### PROBLEM TO SOLVE:
Print the data exactly, leaving nothing out.

### ITEMS:
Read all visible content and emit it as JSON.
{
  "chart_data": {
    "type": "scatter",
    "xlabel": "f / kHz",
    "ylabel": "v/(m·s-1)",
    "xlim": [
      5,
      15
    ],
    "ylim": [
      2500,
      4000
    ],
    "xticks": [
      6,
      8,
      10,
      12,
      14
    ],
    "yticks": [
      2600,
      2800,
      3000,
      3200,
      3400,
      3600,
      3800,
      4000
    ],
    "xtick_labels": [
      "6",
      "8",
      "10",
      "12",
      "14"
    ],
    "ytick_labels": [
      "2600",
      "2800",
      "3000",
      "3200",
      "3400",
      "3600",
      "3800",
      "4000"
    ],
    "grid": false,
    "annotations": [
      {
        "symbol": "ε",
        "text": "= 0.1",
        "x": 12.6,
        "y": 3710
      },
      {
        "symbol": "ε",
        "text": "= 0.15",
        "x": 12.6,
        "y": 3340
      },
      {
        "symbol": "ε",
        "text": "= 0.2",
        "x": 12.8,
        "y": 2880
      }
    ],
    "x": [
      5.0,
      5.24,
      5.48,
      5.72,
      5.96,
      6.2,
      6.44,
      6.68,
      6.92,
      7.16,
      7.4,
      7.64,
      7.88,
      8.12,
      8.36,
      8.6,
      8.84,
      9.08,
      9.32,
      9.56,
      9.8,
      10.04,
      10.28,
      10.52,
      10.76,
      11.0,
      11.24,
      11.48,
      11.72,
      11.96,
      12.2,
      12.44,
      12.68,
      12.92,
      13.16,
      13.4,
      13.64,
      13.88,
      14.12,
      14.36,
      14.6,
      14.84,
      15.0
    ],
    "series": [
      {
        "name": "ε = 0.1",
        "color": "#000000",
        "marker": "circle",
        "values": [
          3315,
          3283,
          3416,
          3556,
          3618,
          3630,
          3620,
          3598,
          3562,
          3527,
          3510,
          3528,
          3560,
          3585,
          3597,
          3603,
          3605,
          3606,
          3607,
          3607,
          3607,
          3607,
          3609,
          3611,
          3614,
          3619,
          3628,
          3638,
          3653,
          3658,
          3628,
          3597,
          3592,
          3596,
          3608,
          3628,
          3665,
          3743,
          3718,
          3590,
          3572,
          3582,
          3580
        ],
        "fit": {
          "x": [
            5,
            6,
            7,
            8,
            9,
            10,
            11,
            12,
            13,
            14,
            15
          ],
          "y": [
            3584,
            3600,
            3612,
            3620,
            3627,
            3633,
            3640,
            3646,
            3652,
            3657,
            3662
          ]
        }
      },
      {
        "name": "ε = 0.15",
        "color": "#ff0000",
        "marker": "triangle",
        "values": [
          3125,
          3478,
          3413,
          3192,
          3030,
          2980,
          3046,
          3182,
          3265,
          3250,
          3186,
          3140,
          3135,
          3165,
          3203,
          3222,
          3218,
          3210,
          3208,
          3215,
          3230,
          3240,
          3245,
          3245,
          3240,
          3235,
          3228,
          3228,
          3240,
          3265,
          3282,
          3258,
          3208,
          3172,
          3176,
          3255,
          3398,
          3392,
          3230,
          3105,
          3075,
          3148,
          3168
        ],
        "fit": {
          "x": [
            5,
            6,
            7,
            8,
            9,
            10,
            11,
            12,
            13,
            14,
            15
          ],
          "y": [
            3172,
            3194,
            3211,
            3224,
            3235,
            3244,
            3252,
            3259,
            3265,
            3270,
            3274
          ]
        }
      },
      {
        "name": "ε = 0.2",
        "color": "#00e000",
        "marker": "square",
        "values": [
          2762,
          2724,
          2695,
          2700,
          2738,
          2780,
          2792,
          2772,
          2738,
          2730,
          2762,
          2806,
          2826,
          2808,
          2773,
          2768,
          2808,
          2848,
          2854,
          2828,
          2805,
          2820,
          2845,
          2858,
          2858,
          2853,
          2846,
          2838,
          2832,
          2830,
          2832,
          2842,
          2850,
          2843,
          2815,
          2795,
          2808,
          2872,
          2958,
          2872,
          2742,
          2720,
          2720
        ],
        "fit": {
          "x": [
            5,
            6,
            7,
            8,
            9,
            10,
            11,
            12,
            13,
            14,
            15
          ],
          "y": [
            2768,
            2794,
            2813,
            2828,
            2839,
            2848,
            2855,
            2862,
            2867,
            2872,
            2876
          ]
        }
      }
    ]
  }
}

### REPLY:
Read all visible content and emit it as JSON.
{
  "chart_data": {
    "type": "scatter",
    "xlabel": "f / kHz",
    "ylabel": "v/(m·s-1)",
    "xlim": [
      5,
      15
    ],
    "ylim": [
      2500,
      4000
    ],
    "xticks": [
      6,
      8,
      10,
      12,
      14
    ],
    "yticks": [
      2600,
      2800,
      3000,
      3200,
      3400,
      3600,
      3800,
      4000
    ],
    "xtick_labels": [
      "6",
      "8",
      "10",
      "12",
      "14"
    ],
    "ytick_labels": [
      "2600",
      "2800",
      "3000",
      "3200",
      "3400",
      "3600",
      "3800",
      "4000"
    ],
    "grid": false,
    "annotations": [
      {
        "symbol": "ε",
        "text": "= 0.1",
        "x": 12.6,
        "y": 3710
      },
      {
        "symbol": "ε",
        "text": "= 0.15",
        "x": 12.6,
        "y": 3340
      },
      {
        "symbol": "ε",
        "text": "= 0.2",
        "x": 12.8,
        "y": 2880
      }
    ],
    "x": [
      5.0,
      5.24,
      5.48,
      5.72,
      5.96,
      6.2,
      6.44,
      6.68,
      6.92,
      7.16,
      7.4,
      7.64,
      7.88,
      8.12,
      8.36,
      8.6,
      8.84,
      9.08,
      9.32,
      9.56,
      9.8,
      10.04,
      10.28,
      10.52,
      10.76,
      11.0,
      11.24,
      11.48,
      11.72,
      11.96,
      12.2,
      12.44,
      12.68,
      12.92,
      13.16,
      13.4,
      13.64,
      13.88,
      14.12,
      14.36,
      14.6,
      14.84,
      15.0
    ],
    "series": [
      {
        "name": "ε = 0.1",
        "color": "#000000",
        "marker": "circle",
        "values": [
          3315,
          3283,
          3416,
          3556,
          3618,
          3630,
          3620,
          3598,
          3562,
          3527,
          3510,
          3528,
          3560,
          3585,
          3597,
          3603,
          3605,
          3606,
          3607,
          3607,
          3607,
          3607,
          3609,
          3611,
          3614,
          3619,
          3628,
          3638,
          3653,
          3658,
          3628,
          3597,
          3592,
          3596,
          3608,
          3628,
          3665,
          3743,
          3718,
          3590,
          3572,
          3582,
          3580
        ],
        "fit": {
          "x": [
            5,
            6,
            7,
            8,
            9,
            10,
            11,
            12,
            13,
            14,
            15
          ],
          "y": [
            3584,
            3600,
            3612,
            3620,
            3627,
            3633,
            3640,
            3646,
            3652,
            3657,
            3662
          ]
        }
      },
      {
        "name": "ε = 0.15",
        "color": "#ff0000",
        "marker": "triangle",
        "values": [
          3125,
          3478,
          3413,
          3192,
          3030,
          2980,
          3046,
          3182,
          3265,
          3250,
          3186,
          3140,
          3135,
          3165,
          3203,
          3222,
          3218,
          3210,
          3208,
          3215,
          3230,
          3240,
          3245,
          3245,
          3240,
          3235,
          3228,
          3228,
          3240,
          3265,
          3282,
          3258,
          3208,
          3172,
          3176,
          3255,
          3398,
          3392,
          3230,
          3105,
          3075,
          3148,
          3168
        ],
        "fit": {
          "x": [
            5,
            6,
            7,
            8,
            9,
            10,
            11,
            12,
            13,
            14,
            15
          ],
          "y": [
            3172,
            3194,
            3211,
            3224,
            3235,
            3244,
            3252,
            3259,
            3265,
            3270,
            3274
          ]
        }
      },
      {
        "name": "ε = 0.2",
        "color": "#00e000",
        "marker": "square",
        "values": [
          2762,
          2724,
          2695,
          2700,
          2738,
          2780,
          2792,
          2772,
          2738,
          2730,
          2762,
          2806,
          2826,
          2808,
          2773,
          2768,
          2808,
          2848,
          2854,
          2828,
          2805,
          2820,
          2845,
          2858,
          2858,
          2853,
          2846,
          2838,
          2832,
          2830,
          2832,
          2842,
          2850,
          2843,
          2815,
          2795,
          2808,
          2872,
          2958,
          2872,
          2742,
          2720,
          2720
        ],
        "fit": {
          "x": [
            5,
            6,
            7,
            8,
            9,
            10,
            11,
            12,
            13,
            14,
            15
          ],
          "y": [
            2768,
            2794,
            2813,
            2828,
            2839,
            2848,
            2855,
            2862,
            2867,
            2872,
            2876
          ]
        }
      }
    ]
  }
}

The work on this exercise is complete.